WHAT IS REQUIRED - Write out the full set of records exactly. Any pictures in them do not belong in the copy.

RECORDS FOR THIS EXERCISE -
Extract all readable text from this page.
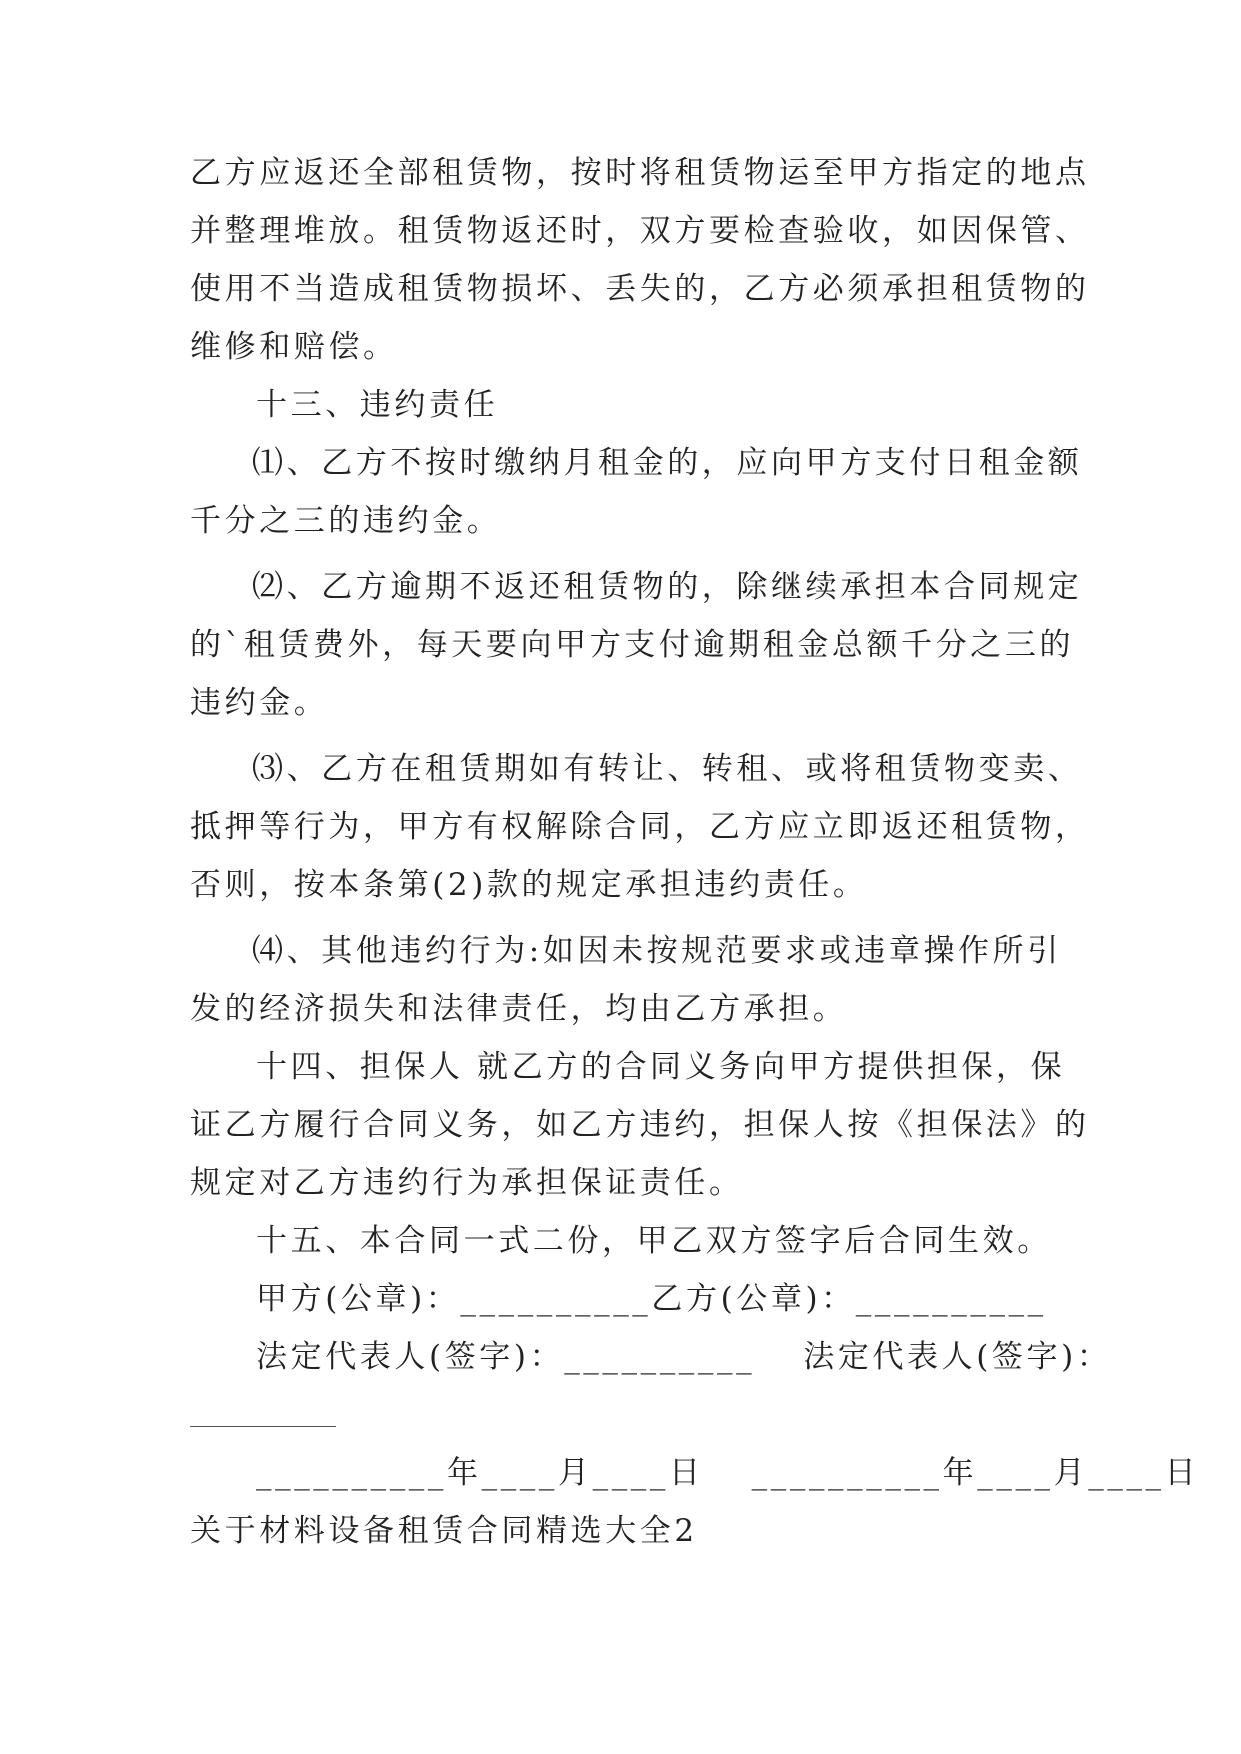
乙方应返还全部租赁物，按时将租赁物运至甲方指定的地点
并整理堆放。租赁物返还时，双方要检查验收，如因保管、
使用不当造成租赁物损坏、丢失的，乙方必须承担租赁物的
维修和赔偿。
十三、违约责任
⑴、乙方不按时缴纳月租金的，应向甲方支付日租金额
千分之三的违约金。
⑵、乙方逾期不返还租赁物的，除继续承担本合同规定
的`租赁费外，每天要向甲方支付逾期租金总额千分之三的
违约金。
⑶、乙方在租赁期如有转让、转租、或将租赁物变卖、
抵押等行为，甲方有权解除合同，乙方应立即返还租赁物，
否则，按本条第(2)款的规定承担违约责任。
⑷、其他违约行为:如因未按规范要求或违章操作所引
发的经济损失和法律责任，均由乙方承担。
十四、担保人 就乙方的合同义务向甲方提供担保，保
证乙方履行合同义务，如乙方违约，担保人按《担保法》的
规定对乙方违约行为承担保证责任。
十五、本合同一式二份，甲乙双方签字后合同生效。
甲方(公章)：__________乙方(公章)：__________
法定代表人(签字)：__________　 法定代表人(签字)：
__________年____月____日　 __________年____月____日
关于材料设备租赁合同精选大全2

SOLUTION FOR THIS EXERCISE -
Extract all readable text from this page.
乙方应返还全部租赁物，按时将租赁物运至甲方指定的地点
并整理堆放。租赁物返还时，双方要检查验收，如因保管、
使用不当造成租赁物损坏、丢失的，乙方必须承担租赁物的
维修和赔偿。
十三、违约责任
⑴、乙方不按时缴纳月租金的，应向甲方支付日租金额
千分之三的违约金。
⑵、乙方逾期不返还租赁物的，除继续承担本合同规定
的`租赁费外，每天要向甲方支付逾期租金总额千分之三的
违约金。
⑶、乙方在租赁期如有转让、转租、或将租赁物变卖、
抵押等行为，甲方有权解除合同，乙方应立即返还租赁物，
否则，按本条第(2)款的规定承担违约责任。
⑷、其他违约行为:如因未按规范要求或违章操作所引
发的经济损失和法律责任，均由乙方承担。
十四、担保人 就乙方的合同义务向甲方提供担保，保
证乙方履行合同义务，如乙方违约，担保人按《担保法》的
规定对乙方违约行为承担保证责任。
十五、本合同一式二份，甲乙双方签字后合同生效。
甲方(公章)：__________乙方(公章)：__________
法定代表人(签字)：__________　 法定代表人(签字)：
__________年____月____日　 __________年____月____日
关于材料设备租赁合同精选大全2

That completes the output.